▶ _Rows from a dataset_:
************

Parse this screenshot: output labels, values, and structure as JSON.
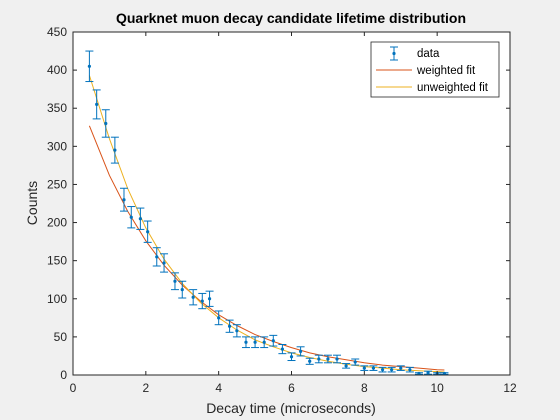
{
  "chart_data": {
    "type": "scatter",
    "title": "Quarknet muon decay candidate lifetime distribution",
    "xlabel": "Decay time (microseconds)",
    "ylabel": "Counts",
    "xlim": [
      0,
      12
    ],
    "ylim": [
      0,
      450
    ],
    "xticks": [
      0,
      2,
      4,
      6,
      8,
      10,
      12
    ],
    "yticks": [
      0,
      50,
      100,
      150,
      200,
      250,
      300,
      350,
      400,
      450
    ],
    "grid": false,
    "legend_position": "top-right",
    "colors": {
      "data": "#0072BD",
      "weighted_fit": "#D95319",
      "unweighted_fit": "#EDB120",
      "axes": "#262626",
      "background": "#f0f0f0",
      "plot_area": "#ffffff"
    },
    "series": [
      {
        "name": "data",
        "kind": "errorbar",
        "x": [
          0.45,
          0.65,
          0.9,
          1.15,
          1.4,
          1.6,
          1.85,
          2.05,
          2.3,
          2.5,
          2.8,
          3.0,
          3.3,
          3.55,
          3.75,
          4.0,
          4.3,
          4.5,
          4.75,
          5.0,
          5.25,
          5.5,
          5.75,
          6.0,
          6.25,
          6.5,
          6.75,
          7.0,
          7.25,
          7.5,
          7.75,
          8.0,
          8.25,
          8.5,
          8.75,
          9.0,
          9.25,
          9.5,
          9.75,
          10.0,
          10.2
        ],
        "y": [
          405,
          355,
          330,
          295,
          230,
          207,
          205,
          188,
          155,
          147,
          123,
          112,
          102,
          97,
          100,
          75,
          64,
          58,
          43,
          43,
          43,
          45,
          34,
          24,
          31,
          18,
          21,
          21,
          21,
          12,
          17,
          9,
          9,
          7,
          7,
          9,
          7,
          2,
          3,
          2,
          2
        ],
        "err": [
          20,
          19,
          18,
          17,
          15,
          14,
          14,
          14,
          12,
          12,
          11,
          11,
          10,
          10,
          10,
          9,
          8,
          8,
          7,
          7,
          7,
          7,
          6,
          5,
          6,
          4,
          5,
          5,
          5,
          3,
          4,
          3,
          3,
          3,
          3,
          3,
          3,
          1,
          2,
          1,
          1
        ]
      },
      {
        "name": "weighted fit",
        "kind": "line",
        "x": [
          0.45,
          1,
          1.5,
          2,
          2.5,
          3,
          3.5,
          4,
          4.5,
          5,
          5.5,
          6,
          6.5,
          7,
          7.5,
          8,
          8.5,
          9,
          9.5,
          10,
          10.2
        ],
        "y": [
          327,
          262,
          215,
          176,
          144,
          118,
          97,
          79,
          65,
          53,
          44,
          36,
          29,
          24,
          20,
          16,
          13,
          11,
          9,
          7,
          6.5
        ]
      },
      {
        "name": "unweighted fit",
        "kind": "line",
        "x": [
          0.45,
          1,
          1.5,
          2,
          2.5,
          3,
          3.5,
          4,
          4.5,
          5,
          5.5,
          6,
          6.5,
          7,
          7.5,
          8,
          8.5,
          9,
          9.5,
          10,
          10.2
        ],
        "y": [
          393,
          310,
          245,
          193,
          152,
          120,
          95,
          75,
          59,
          46,
          37,
          29,
          23,
          18,
          14,
          11,
          9,
          7,
          5.5,
          4.4,
          4
        ]
      }
    ]
  }
}
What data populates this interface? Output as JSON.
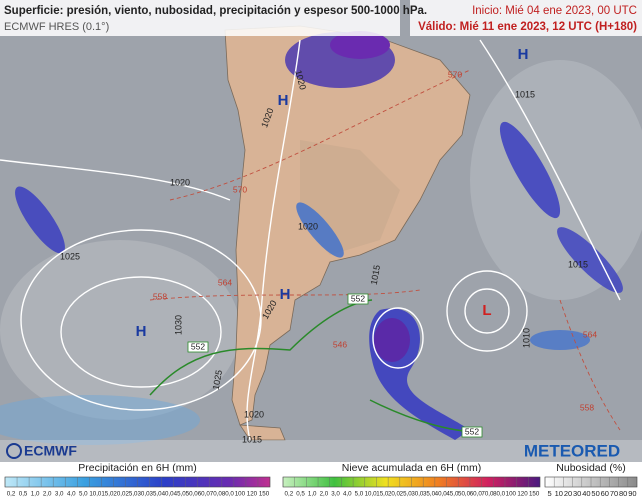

************

Repeat the records in full, exactly as they appear, without the pictures.

Parse this screenshot: output labels, values, and structure as JSON.
{
  "chart_data": {
    "type": "scatter",
    "title": "Quarknet muon decay candidate lifetime distribution",
    "xlabel": "Decay time (microseconds)",
    "ylabel": "Counts",
    "xlim": [
      0,
      12
    ],
    "ylim": [
      0,
      450
    ],
    "xticks": [
      0,
      2,
      4,
      6,
      8,
      10,
      12
    ],
    "yticks": [
      0,
      50,
      100,
      150,
      200,
      250,
      300,
      350,
      400,
      450
    ],
    "grid": false,
    "legend_position": "top-right",
    "colors": {
      "data": "#0072BD",
      "weighted_fit": "#D95319",
      "unweighted_fit": "#EDB120",
      "axes": "#262626",
      "background": "#f0f0f0",
      "plot_area": "#ffffff"
    },
    "series": [
      {
        "name": "data",
        "kind": "errorbar",
        "x": [
          0.45,
          0.65,
          0.9,
          1.15,
          1.4,
          1.6,
          1.85,
          2.05,
          2.3,
          2.5,
          2.8,
          3.0,
          3.3,
          3.55,
          3.75,
          4.0,
          4.3,
          4.5,
          4.75,
          5.0,
          5.25,
          5.5,
          5.75,
          6.0,
          6.25,
          6.5,
          6.75,
          7.0,
          7.25,
          7.5,
          7.75,
          8.0,
          8.25,
          8.5,
          8.75,
          9.0,
          9.25,
          9.5,
          9.75,
          10.0,
          10.2
        ],
        "y": [
          405,
          355,
          330,
          295,
          230,
          207,
          205,
          188,
          155,
          147,
          123,
          112,
          102,
          97,
          100,
          75,
          64,
          58,
          43,
          43,
          43,
          45,
          34,
          24,
          31,
          18,
          21,
          21,
          21,
          12,
          17,
          9,
          9,
          7,
          7,
          9,
          7,
          2,
          3,
          2,
          2
        ],
        "err": [
          20,
          19,
          18,
          17,
          15,
          14,
          14,
          14,
          12,
          12,
          11,
          11,
          10,
          10,
          10,
          9,
          8,
          8,
          7,
          7,
          7,
          7,
          6,
          5,
          6,
          4,
          5,
          5,
          5,
          3,
          4,
          3,
          3,
          3,
          3,
          3,
          3,
          1,
          2,
          1,
          1
        ]
      },
      {
        "name": "weighted fit",
        "kind": "line",
        "x": [
          0.45,
          1,
          1.5,
          2,
          2.5,
          3,
          3.5,
          4,
          4.5,
          5,
          5.5,
          6,
          6.5,
          7,
          7.5,
          8,
          8.5,
          9,
          9.5,
          10,
          10.2
        ],
        "y": [
          327,
          262,
          215,
          176,
          144,
          118,
          97,
          79,
          65,
          53,
          44,
          36,
          29,
          24,
          20,
          16,
          13,
          11,
          9,
          7,
          6.5
        ]
      },
      {
        "name": "unweighted fit",
        "kind": "line",
        "x": [
          0.45,
          1,
          1.5,
          2,
          2.5,
          3,
          3.5,
          4,
          4.5,
          5,
          5.5,
          6,
          6.5,
          7,
          7.5,
          8,
          8.5,
          9,
          9.5,
          10,
          10.2
        ],
        "y": [
          393,
          310,
          245,
          193,
          152,
          120,
          95,
          75,
          59,
          46,
          37,
          29,
          23,
          18,
          14,
          11,
          9,
          7,
          5.5,
          4.4,
          4
        ]
      }
    ]
  }
}
What data populates this interface? Output as JSON.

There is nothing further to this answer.